[BRIEF]
Each record below should be output verbatim, without pictures.

[DATA SUPPLIED]
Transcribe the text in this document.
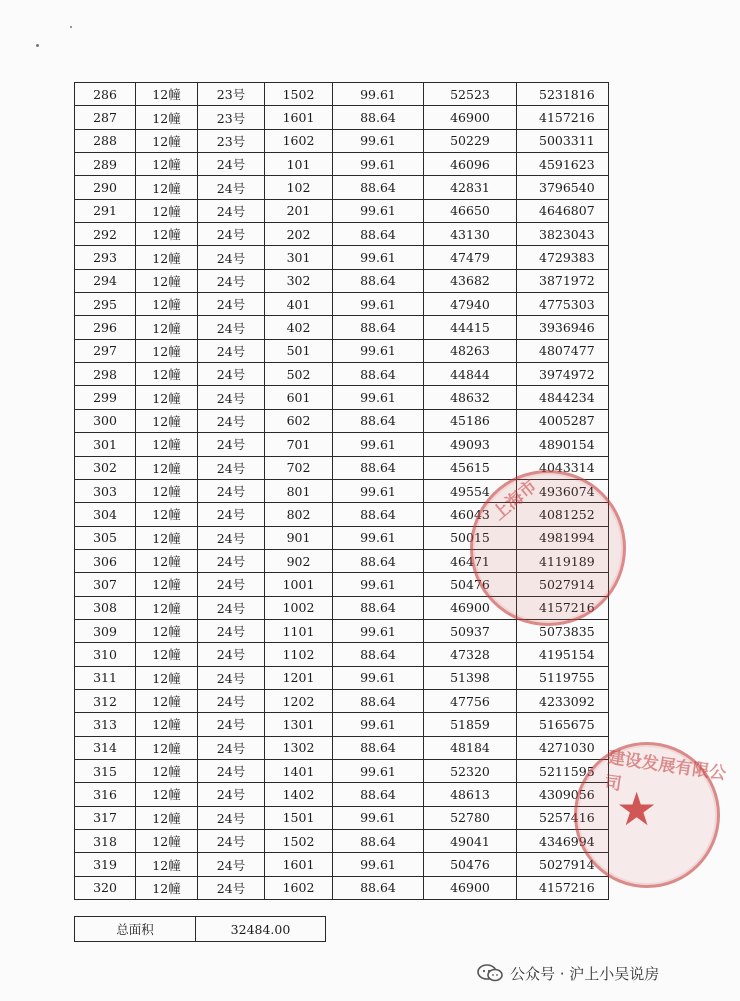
286	12幢	23号	1502	99.61	52523	5231816
287	12幢	23号	1601	88.64	46900	4157216
288	12幢	23号	1602	99.61	50229	5003311
289	12幢	24号	101	99.61	46096	4591623
290	12幢	24号	102	88.64	42831	3796540
291	12幢	24号	201	99.61	46650	4646807
292	12幢	24号	202	88.64	43130	3823043
293	12幢	24号	301	99.61	47479	4729383
294	12幢	24号	302	88.64	43682	3871972
295	12幢	24号	401	99.61	47940	4775303
296	12幢	24号	402	88.64	44415	3936946
297	12幢	24号	501	99.61	48263	4807477
298	12幢	24号	502	88.64	44844	3974972
299	12幢	24号	601	99.61	48632	4844234
300	12幢	24号	602	88.64	45186	4005287
301	12幢	24号	701	99.61	49093	4890154
302	12幢	24号	702	88.64	45615	4043314
303	12幢	24号	801	99.61	49554	4936074
304	12幢	24号	802	88.64	46043	4081252
305	12幢	24号	901	99.61	50015	4981994
306	12幢	24号	902	88.64	46471	4119189
307	12幢	24号	1001	99.61	50476	5027914
308	12幢	24号	1002	88.64	46900	4157216
309	12幢	24号	1101	99.61	50937	5073835
310	12幢	24号	1102	88.64	47328	4195154
311	12幢	24号	1201	99.61	51398	5119755
312	12幢	24号	1202	88.64	47756	4233092
313	12幢	24号	1301	99.61	51859	5165675
314	12幢	24号	1302	88.64	48184	4271030
315	12幢	24号	1401	99.61	52320	5211595
316	12幢	24号	1402	88.64	48613	4309056
317	12幢	24号	1501	99.61	52780	5257416
318	12幢	24号	1502	88.64	49041	4346994
319	12幢	24号	1601	99.61	50476	5027914
320	12幢	24号	1602	88.64	46900	4157216
总面积	32484.00
上海市
★
建设发展有限公司
公众号 · 沪上小吴说房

[THE RESULT]
Transcribe the text in this document.
286	12幢	23号	1502	99.61	52523	5231816
287	12幢	23号	1601	88.64	46900	4157216
288	12幢	23号	1602	99.61	50229	5003311
289	12幢	24号	101	99.61	46096	4591623
290	12幢	24号	102	88.64	42831	3796540
291	12幢	24号	201	99.61	46650	4646807
292	12幢	24号	202	88.64	43130	3823043
293	12幢	24号	301	99.61	47479	4729383
294	12幢	24号	302	88.64	43682	3871972
295	12幢	24号	401	99.61	47940	4775303
296	12幢	24号	402	88.64	44415	3936946
297	12幢	24号	501	99.61	48263	4807477
298	12幢	24号	502	88.64	44844	3974972
299	12幢	24号	601	99.61	48632	4844234
300	12幢	24号	602	88.64	45186	4005287
301	12幢	24号	701	99.61	49093	4890154
302	12幢	24号	702	88.64	45615	4043314
303	12幢	24号	801	99.61	49554	4936074
304	12幢	24号	802	88.64	46043	4081252
305	12幢	24号	901	99.61	50015	4981994
306	12幢	24号	902	88.64	46471	4119189
307	12幢	24号	1001	99.61	50476	5027914
308	12幢	24号	1002	88.64	46900	4157216
309	12幢	24号	1101	99.61	50937	5073835
310	12幢	24号	1102	88.64	47328	4195154
311	12幢	24号	1201	99.61	51398	5119755
312	12幢	24号	1202	88.64	47756	4233092
313	12幢	24号	1301	99.61	51859	5165675
314	12幢	24号	1302	88.64	48184	4271030
315	12幢	24号	1401	99.61	52320	5211595
316	12幢	24号	1402	88.64	48613	4309056
317	12幢	24号	1501	99.61	52780	5257416
318	12幢	24号	1502	88.64	49041	4346994
319	12幢	24号	1601	99.61	50476	5027914
320	12幢	24号	1602	88.64	46900	4157216
总面积	32484.00
上海市
★
建设发展有限公司
公众号 · 沪上小吴说房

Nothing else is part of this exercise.